* start Task input *

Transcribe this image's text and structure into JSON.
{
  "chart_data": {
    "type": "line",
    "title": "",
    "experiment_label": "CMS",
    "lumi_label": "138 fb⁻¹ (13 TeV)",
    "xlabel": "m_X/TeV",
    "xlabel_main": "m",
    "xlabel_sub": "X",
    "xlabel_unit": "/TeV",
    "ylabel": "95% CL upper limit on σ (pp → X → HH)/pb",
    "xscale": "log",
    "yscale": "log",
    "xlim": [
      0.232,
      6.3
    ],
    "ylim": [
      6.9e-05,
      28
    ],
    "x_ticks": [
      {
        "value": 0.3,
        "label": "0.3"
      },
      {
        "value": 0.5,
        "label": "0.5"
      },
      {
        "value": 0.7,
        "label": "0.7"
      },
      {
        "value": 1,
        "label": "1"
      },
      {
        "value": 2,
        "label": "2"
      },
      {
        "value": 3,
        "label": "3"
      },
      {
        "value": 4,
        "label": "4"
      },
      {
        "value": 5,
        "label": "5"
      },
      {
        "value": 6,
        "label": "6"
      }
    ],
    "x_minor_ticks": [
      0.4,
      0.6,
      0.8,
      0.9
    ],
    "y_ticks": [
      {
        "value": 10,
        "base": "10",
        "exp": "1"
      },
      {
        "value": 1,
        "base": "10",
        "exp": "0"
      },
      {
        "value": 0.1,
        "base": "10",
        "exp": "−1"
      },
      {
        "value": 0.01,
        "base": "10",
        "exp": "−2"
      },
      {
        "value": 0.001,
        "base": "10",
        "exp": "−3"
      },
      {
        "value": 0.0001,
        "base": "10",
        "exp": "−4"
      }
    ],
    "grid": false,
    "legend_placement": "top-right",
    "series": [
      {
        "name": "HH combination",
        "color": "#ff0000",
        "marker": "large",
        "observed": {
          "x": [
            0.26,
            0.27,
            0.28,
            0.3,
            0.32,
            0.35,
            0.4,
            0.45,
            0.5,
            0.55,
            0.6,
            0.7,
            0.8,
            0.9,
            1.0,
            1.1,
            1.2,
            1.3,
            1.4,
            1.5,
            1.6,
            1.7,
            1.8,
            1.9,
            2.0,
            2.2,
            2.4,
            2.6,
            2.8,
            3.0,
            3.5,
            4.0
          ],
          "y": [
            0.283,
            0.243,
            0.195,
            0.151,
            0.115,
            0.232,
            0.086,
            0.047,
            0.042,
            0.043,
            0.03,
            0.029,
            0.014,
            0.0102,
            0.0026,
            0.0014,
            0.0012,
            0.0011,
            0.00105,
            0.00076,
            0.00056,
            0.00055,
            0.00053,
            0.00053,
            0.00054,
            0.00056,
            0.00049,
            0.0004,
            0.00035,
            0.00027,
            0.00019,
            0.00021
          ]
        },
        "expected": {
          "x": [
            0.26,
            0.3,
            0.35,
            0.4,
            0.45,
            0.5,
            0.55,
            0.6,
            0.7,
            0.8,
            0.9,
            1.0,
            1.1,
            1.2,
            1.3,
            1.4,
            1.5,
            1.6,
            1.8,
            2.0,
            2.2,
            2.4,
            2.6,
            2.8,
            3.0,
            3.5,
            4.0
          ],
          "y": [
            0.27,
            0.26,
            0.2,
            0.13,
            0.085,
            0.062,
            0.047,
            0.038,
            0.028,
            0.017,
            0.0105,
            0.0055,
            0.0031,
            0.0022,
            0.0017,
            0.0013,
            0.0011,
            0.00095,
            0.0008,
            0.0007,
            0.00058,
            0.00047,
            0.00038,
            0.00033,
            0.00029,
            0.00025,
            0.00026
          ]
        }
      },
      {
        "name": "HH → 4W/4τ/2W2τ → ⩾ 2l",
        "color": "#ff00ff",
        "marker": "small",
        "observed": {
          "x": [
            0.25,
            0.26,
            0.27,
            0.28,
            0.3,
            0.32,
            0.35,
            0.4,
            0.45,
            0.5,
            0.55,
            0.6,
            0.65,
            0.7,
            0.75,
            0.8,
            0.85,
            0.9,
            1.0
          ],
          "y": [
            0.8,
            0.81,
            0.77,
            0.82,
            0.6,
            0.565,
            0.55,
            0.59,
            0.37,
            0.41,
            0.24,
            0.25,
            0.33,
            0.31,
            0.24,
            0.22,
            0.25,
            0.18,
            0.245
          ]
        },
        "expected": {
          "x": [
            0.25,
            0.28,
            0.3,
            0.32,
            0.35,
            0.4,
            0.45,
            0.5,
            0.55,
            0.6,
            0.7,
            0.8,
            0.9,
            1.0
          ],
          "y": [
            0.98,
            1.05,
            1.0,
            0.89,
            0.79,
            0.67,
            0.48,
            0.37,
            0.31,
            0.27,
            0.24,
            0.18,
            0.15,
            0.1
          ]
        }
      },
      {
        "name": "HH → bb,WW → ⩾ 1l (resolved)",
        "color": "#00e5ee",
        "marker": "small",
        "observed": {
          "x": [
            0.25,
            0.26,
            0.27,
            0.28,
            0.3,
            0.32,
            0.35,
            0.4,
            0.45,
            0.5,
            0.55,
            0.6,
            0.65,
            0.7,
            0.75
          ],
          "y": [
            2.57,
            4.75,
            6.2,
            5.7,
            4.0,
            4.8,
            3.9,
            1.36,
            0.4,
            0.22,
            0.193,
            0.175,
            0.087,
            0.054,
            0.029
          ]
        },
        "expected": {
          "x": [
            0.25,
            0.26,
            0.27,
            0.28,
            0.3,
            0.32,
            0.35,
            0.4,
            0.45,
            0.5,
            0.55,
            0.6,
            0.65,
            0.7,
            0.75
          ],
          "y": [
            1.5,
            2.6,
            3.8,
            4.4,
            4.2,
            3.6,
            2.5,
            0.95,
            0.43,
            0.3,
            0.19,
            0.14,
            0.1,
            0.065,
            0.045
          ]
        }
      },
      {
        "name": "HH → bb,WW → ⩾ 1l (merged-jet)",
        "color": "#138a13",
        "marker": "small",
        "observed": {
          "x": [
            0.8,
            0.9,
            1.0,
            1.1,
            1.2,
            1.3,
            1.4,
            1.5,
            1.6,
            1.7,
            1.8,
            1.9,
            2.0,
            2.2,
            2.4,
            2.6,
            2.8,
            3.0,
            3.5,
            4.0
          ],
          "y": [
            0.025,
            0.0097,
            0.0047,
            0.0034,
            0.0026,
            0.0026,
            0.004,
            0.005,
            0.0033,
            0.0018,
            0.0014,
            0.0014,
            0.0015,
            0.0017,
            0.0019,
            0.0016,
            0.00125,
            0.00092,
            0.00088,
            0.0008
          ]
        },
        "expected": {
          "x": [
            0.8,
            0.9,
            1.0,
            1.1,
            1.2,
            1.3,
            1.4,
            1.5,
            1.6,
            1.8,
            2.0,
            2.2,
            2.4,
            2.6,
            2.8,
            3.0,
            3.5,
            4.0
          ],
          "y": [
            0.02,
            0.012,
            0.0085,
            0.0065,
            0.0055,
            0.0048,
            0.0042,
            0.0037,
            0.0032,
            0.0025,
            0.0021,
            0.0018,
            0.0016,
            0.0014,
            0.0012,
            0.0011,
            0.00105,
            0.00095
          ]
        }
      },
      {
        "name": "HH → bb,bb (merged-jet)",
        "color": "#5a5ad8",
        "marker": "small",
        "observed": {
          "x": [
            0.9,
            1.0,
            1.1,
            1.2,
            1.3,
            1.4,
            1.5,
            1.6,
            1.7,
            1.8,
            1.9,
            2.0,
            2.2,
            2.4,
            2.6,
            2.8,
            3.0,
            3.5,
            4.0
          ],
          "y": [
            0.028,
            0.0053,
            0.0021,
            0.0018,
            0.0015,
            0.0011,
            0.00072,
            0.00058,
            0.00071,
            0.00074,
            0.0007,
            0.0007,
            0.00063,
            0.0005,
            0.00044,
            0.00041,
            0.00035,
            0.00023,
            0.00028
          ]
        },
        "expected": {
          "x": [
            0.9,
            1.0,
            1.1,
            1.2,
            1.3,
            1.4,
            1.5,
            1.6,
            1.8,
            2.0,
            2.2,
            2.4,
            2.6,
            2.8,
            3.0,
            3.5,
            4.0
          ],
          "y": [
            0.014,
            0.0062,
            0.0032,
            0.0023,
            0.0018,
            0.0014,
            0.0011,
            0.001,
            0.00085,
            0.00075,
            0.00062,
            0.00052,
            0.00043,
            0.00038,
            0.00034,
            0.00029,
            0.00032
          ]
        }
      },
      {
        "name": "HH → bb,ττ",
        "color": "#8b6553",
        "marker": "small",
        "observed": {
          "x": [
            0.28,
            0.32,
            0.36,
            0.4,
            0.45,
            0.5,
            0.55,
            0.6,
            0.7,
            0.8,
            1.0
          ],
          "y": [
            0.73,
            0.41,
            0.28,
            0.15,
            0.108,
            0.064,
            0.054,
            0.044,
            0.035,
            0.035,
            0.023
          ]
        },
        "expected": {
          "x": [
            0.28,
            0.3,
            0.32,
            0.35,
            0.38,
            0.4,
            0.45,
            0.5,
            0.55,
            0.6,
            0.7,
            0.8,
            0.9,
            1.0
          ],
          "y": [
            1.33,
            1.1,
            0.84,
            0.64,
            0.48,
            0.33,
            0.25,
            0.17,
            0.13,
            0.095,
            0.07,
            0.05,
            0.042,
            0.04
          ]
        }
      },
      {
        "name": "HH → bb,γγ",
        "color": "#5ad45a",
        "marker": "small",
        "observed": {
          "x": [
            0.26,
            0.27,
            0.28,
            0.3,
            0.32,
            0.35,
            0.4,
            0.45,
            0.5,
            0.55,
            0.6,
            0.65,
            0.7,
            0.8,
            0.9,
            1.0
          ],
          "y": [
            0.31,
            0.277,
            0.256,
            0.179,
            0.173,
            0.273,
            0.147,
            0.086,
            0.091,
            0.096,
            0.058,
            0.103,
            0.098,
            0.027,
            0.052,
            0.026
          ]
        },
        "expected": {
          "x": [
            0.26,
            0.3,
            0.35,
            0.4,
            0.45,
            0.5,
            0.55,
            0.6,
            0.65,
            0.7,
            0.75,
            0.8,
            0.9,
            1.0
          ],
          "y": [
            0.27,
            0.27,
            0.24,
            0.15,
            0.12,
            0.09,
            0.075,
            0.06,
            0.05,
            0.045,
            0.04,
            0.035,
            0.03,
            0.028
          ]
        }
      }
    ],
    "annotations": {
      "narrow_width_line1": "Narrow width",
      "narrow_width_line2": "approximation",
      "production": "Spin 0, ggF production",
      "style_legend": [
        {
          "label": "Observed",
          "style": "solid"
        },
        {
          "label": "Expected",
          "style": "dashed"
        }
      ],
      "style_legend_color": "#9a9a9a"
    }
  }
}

* end Task input *

### What you need to do
Show every line from the entries above in which the word "merged" appears.

### Complete output
        "name": "HH → bb,WW → ⩾ 1l (merged-jet)",
        "name": "HH → bb,bb (merged-jet)",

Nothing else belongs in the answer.